Exercise objective: Quote the line containing "What's the underlying" and all lines that follow it in the listing below, exactly as written.

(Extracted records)
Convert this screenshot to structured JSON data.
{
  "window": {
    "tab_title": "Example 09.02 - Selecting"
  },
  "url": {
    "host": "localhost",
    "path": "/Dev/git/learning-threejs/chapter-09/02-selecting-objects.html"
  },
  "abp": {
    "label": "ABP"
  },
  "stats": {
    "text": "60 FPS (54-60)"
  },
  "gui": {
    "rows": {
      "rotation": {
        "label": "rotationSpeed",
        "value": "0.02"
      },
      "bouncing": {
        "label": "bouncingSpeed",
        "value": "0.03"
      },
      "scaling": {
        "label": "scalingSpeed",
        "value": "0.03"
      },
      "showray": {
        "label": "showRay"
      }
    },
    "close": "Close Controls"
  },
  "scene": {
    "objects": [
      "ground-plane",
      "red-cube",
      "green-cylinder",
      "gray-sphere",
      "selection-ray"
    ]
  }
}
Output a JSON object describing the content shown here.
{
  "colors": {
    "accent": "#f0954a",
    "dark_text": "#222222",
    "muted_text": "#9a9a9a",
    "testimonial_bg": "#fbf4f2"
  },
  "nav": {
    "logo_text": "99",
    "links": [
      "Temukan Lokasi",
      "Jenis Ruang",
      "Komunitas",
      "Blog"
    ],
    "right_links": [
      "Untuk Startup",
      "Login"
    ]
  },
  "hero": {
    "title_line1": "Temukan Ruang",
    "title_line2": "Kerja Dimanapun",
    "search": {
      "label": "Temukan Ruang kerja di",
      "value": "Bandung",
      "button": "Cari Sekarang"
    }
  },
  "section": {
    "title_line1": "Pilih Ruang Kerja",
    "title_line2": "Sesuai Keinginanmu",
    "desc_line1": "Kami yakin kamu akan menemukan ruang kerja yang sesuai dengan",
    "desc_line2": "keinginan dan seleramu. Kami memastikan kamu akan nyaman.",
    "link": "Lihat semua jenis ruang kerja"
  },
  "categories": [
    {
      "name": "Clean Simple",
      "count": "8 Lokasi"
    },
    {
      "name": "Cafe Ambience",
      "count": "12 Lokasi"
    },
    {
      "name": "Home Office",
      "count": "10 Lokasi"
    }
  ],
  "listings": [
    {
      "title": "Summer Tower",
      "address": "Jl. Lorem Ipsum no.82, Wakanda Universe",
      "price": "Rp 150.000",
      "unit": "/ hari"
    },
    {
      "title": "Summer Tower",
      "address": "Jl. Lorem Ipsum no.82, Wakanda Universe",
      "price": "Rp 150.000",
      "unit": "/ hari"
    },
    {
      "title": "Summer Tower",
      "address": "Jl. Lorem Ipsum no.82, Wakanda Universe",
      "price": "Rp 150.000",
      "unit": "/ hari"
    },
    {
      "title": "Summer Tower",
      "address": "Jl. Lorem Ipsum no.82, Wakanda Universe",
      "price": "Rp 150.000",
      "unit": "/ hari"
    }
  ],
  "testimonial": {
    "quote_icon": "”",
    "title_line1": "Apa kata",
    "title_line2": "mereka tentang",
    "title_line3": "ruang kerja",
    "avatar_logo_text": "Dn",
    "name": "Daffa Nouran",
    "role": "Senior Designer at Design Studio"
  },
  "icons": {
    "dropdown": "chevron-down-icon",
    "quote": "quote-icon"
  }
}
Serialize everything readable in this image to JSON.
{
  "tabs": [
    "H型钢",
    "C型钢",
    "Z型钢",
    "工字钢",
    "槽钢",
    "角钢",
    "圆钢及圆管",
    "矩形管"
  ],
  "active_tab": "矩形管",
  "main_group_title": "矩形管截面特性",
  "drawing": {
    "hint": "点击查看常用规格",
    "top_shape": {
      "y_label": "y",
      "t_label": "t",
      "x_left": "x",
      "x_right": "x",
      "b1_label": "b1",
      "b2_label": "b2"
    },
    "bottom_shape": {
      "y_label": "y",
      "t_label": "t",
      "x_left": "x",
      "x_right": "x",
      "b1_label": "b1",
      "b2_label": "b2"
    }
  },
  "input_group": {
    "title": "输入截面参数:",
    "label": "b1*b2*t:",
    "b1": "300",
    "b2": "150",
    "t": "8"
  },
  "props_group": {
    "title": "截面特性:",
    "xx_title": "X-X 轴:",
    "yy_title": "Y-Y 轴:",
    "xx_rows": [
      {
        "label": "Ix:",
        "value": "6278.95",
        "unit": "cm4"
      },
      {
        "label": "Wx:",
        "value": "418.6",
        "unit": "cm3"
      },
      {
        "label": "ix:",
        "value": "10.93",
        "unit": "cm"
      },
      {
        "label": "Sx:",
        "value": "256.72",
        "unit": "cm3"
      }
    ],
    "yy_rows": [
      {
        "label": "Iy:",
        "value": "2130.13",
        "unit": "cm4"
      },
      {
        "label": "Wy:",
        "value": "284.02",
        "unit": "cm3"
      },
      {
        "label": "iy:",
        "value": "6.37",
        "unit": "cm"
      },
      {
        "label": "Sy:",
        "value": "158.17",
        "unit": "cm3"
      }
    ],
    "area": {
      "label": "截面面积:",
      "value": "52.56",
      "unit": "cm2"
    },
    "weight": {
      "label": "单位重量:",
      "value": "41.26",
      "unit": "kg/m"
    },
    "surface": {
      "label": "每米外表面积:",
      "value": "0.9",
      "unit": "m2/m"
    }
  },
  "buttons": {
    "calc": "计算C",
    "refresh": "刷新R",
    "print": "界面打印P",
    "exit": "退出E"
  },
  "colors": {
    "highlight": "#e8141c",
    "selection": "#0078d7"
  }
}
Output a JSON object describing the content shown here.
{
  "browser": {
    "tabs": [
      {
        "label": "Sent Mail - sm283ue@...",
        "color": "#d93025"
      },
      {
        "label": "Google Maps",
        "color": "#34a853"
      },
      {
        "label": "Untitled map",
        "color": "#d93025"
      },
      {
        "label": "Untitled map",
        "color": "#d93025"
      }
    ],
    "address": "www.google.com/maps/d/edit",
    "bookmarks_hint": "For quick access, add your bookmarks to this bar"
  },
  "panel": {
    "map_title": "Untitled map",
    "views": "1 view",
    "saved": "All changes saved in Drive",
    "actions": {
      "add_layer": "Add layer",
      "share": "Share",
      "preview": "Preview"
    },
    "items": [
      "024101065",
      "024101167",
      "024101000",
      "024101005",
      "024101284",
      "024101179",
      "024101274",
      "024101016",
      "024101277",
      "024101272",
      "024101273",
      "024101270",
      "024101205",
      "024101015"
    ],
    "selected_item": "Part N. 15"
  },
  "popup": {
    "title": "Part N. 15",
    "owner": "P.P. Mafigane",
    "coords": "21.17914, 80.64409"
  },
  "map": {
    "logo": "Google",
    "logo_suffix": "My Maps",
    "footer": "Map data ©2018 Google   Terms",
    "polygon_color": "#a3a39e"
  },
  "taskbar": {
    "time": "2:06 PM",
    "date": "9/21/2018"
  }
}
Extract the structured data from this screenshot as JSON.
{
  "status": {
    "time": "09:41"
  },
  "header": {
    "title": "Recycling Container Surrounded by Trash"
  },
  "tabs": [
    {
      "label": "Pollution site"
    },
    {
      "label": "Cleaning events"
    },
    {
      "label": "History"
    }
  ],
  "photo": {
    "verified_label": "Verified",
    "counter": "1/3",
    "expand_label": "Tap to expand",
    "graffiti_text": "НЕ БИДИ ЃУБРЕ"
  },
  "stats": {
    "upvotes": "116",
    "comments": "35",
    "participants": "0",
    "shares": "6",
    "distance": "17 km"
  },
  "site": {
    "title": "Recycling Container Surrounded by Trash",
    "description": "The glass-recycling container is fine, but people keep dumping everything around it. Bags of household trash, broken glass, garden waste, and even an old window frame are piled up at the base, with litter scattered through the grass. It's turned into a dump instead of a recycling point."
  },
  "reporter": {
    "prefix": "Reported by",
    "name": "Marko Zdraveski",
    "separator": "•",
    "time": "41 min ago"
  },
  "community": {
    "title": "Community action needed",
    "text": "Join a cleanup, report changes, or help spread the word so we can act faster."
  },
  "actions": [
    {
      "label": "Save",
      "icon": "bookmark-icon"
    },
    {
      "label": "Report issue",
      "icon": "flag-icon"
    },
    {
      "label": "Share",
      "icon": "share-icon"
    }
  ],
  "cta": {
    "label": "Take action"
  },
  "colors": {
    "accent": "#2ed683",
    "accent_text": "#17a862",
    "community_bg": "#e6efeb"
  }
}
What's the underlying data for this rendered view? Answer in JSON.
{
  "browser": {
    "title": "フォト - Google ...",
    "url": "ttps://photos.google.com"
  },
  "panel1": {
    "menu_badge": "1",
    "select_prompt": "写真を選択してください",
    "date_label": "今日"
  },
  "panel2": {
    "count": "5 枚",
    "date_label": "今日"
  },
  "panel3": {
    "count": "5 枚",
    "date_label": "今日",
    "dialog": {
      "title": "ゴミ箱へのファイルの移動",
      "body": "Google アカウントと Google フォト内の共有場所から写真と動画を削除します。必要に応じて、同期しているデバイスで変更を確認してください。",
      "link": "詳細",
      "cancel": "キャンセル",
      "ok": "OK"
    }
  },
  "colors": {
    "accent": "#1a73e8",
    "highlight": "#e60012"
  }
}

Response to the exercise:
What's the underlying data for this rendered view? Answer in JSON.
{
  "browser": {
    "title": "フォト - Google ...",
    "url": "ttps://photos.google.com"
  },
  "panel1": {
    "menu_badge": "1",
    "select_prompt": "写真を選択してください",
    "date_label": "今日"
  },
  "panel2": {
    "count": "5 枚",
    "date_label": "今日"
  },
  "panel3": {
    "count": "5 枚",
    "date_label": "今日",
    "dialog": {
      "title": "ゴミ箱へのファイルの移動",
      "body": "Google アカウントと Google フォト内の共有場所から写真と動画を削除します。必要に応じて、同期しているデバイスで変更を確認してください。",
      "link": "詳細",
      "cancel": "キャンセル",
      "ok": "OK"
    }
  },
  "colors": {
    "accent": "#1a73e8",
    "highlight": "#e60012"
  }
}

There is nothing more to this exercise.